## Objective
Repeat each line of the material below exactly as it appears, minus any pictures.

::::

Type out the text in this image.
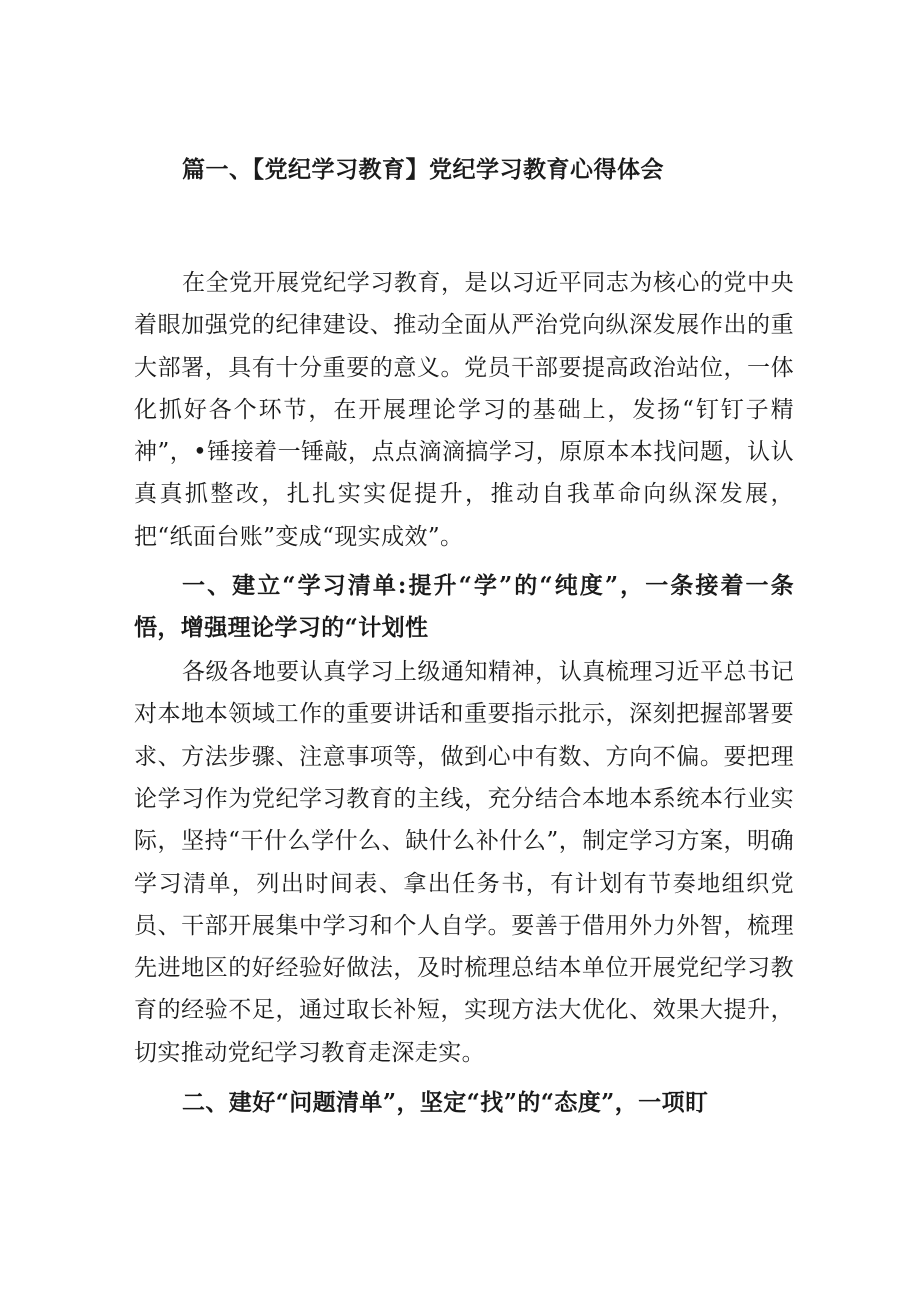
篇一、【党纪学习教育】党纪学习教育心得体会

在全党开展党纪学习教育，是以习近平同志为核心的党中央着眼加强党的纪律建设、推动全面从严治党向纵深发展作出的重大部署，具有十分重要的意义。党员干部要提高政治站位，一体化抓好各个环节，在开展理论学习的基础上，发扬“钉钉子精神”，•锤接着一锤敲，点点滴滴搞学习，原原本本找问题，认认真真抓整改，扎扎实实促提升，推动自我革命向纵深发展，把“纸面台账”变成“现实成效”。

一、建立“学习清单:提升“学”的“纯度”，一条接着一条悟，增强理论学习的“计划性

各级各地要认真学习上级通知精神，认真梳理习近平总书记对本地本领域工作的重要讲话和重要指示批示，深刻把握部署要求、方法步骤、注意事项等，做到心中有数、方向不偏。要把理论学习作为党纪学习教育的主线，充分结合本地本系统本行业实际，坚持“干什么学什么、缺什么补什么”，制定学习方案，明确学习清单，列出时间表、拿出任务书，有计划有节奏地组织党员、干部开展集中学习和个人自学。要善于借用外力外智，梳理先进地区的好经验好做法，及时梳理总结本单位开展党纪学习教育的经验不足，通过取长补短，实现方法大优化、效果大提升，切实推动党纪学习教育走深走实。

二、建好“问题清单”，坚定“找”的“态度”，一项盯
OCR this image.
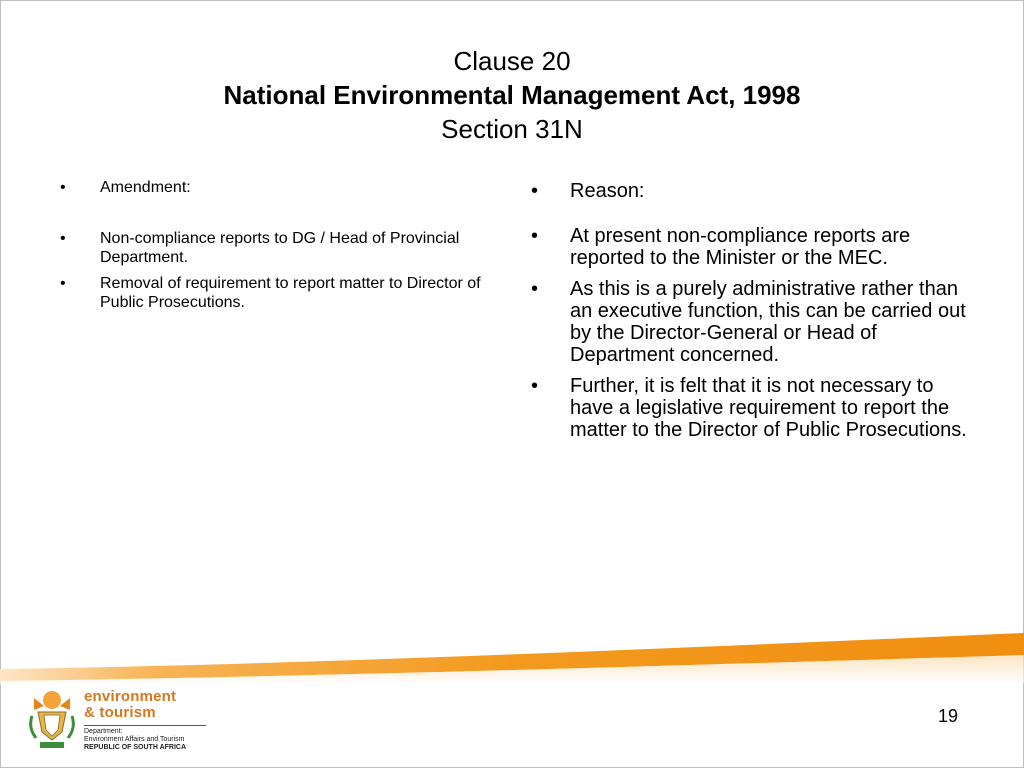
Clause 20
National Environmental Management Act, 1998
Section 31N
•	Amendment:
•	Non-compliance reports to DG / Head of Provincial Department.
•	Removal of requirement to report matter to Director of Public Prosecutions.
•	Reason:
•	At present non-compliance reports are reported to the Minister or the MEC.
•	As this is a purely administrative rather than an executive function, this can be carried out by the Director-General or Head of Department concerned.
•	Further, it is felt that it is not necessary to have a legislative requirement to report the matter to the Director of Public Prosecutions.
environment
& tourism
Department:
Environment Affairs and Tourism
REPUBLIC OF SOUTH AFRICA
19
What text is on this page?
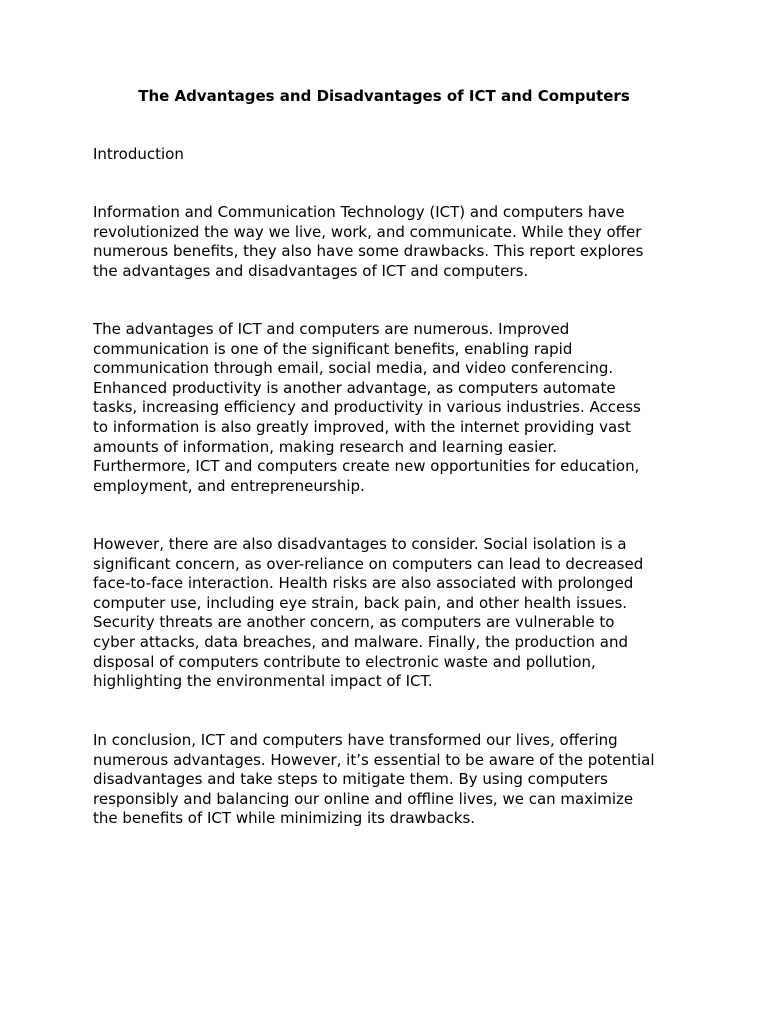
The Advantages and Disadvantages of ICT and Computers

Introduction

Information and Communication Technology (ICT) and computers have
revolutionized the way we live, work, and communicate. While they offer
numerous benefits, they also have some drawbacks. This report explores
the advantages and disadvantages of ICT and computers.

The advantages of ICT and computers are numerous. Improved
communication is one of the significant benefits, enabling rapid
communication through email, social media, and video conferencing.
Enhanced productivity is another advantage, as computers automate
tasks, increasing efficiency and productivity in various industries. Access
to information is also greatly improved, with the internet providing vast
amounts of information, making research and learning easier.
Furthermore, ICT and computers create new opportunities for education,
employment, and entrepreneurship.

However, there are also disadvantages to consider. Social isolation is a
significant concern, as over-reliance on computers can lead to decreased
face-to-face interaction. Health risks are also associated with prolonged
computer use, including eye strain, back pain, and other health issues.
Security threats are another concern, as computers are vulnerable to
cyber attacks, data breaches, and malware. Finally, the production and
disposal of computers contribute to electronic waste and pollution,
highlighting the environmental impact of ICT.

In conclusion, ICT and computers have transformed our lives, offering
numerous advantages. However, it’s essential to be aware of the potential
disadvantages and take steps to mitigate them. By using computers
responsibly and balancing our online and offline lives, we can maximize
the benefits of ICT while minimizing its drawbacks.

::::

## Solution to this task
Type out the text in this image.
篇一、【党纪学习教育】党纪学习教育心得体会

在全党开展党纪学习教育，是以习近平同志为核心的党中央着眼加强党的纪律建设、推动全面从严治党向纵深发展作出的重大部署，具有十分重要的意义。党员干部要提高政治站位，一体化抓好各个环节，在开展理论学习的基础上，发扬“钉钉子精神”，•锤接着一锤敲，点点滴滴搞学习，原原本本找问题，认认真真抓整改，扎扎实实促提升，推动自我革命向纵深发展，把“纸面台账”变成“现实成效”。

一、建立“学习清单:提升“学”的“纯度”，一条接着一条悟，增强理论学习的“计划性

各级各地要认真学习上级通知精神，认真梳理习近平总书记对本地本领域工作的重要讲话和重要指示批示，深刻把握部署要求、方法步骤、注意事项等，做到心中有数、方向不偏。要把理论学习作为党纪学习教育的主线，充分结合本地本系统本行业实际，坚持“干什么学什么、缺什么补什么”，制定学习方案，明确学习清单，列出时间表、拿出任务书，有计划有节奏地组织党员、干部开展集中学习和个人自学。要善于借用外力外智，梳理先进地区的好经验好做法，及时梳理总结本单位开展党纪学习教育的经验不足，通过取长补短，实现方法大优化、效果大提升，切实推动党纪学习教育走深走实。

二、建好“问题清单”，坚定“找”的“态度”，一项盯
OCR this image.
Clause 20
National Environmental Management Act, 1998
Section 31N
•	Amendment:
•	Non-compliance reports to DG / Head of Provincial Department.
•	Removal of requirement to report matter to Director of Public Prosecutions.
•	Reason:
•	At present non-compliance reports are reported to the Minister or the MEC.
•	As this is a purely administrative rather than an executive function, this can be carried out by the Director-General or Head of Department concerned.
•	Further, it is felt that it is not necessary to have a legislative requirement to report the matter to the Director of Public Prosecutions.
environment
& tourism
Department:
Environment Affairs and Tourism
REPUBLIC OF SOUTH AFRICA
19
What text is on this page?
The Advantages and Disadvantages of ICT and Computers

Introduction

Information and Communication Technology (ICT) and computers have
revolutionized the way we live, work, and communicate. While they offer
numerous benefits, they also have some drawbacks. This report explores
the advantages and disadvantages of ICT and computers.

The advantages of ICT and computers are numerous. Improved
communication is one of the significant benefits, enabling rapid
communication through email, social media, and video conferencing.
Enhanced productivity is another advantage, as computers automate
tasks, increasing efficiency and productivity in various industries. Access
to information is also greatly improved, with the internet providing vast
amounts of information, making research and learning easier.
Furthermore, ICT and computers create new opportunities for education,
employment, and entrepreneurship.

However, there are also disadvantages to consider. Social isolation is a
significant concern, as over-reliance on computers can lead to decreased
face-to-face interaction. Health risks are also associated with prolonged
computer use, including eye strain, back pain, and other health issues.
Security threats are another concern, as computers are vulnerable to
cyber attacks, data breaches, and malware. Finally, the production and
disposal of computers contribute to electronic waste and pollution,
highlighting the environmental impact of ICT.

In conclusion, ICT and computers have transformed our lives, offering
numerous advantages. However, it’s essential to be aware of the potential
disadvantages and take steps to mitigate them. By using computers
responsibly and balancing our online and offline lives, we can maximize
the benefits of ICT while minimizing its drawbacks.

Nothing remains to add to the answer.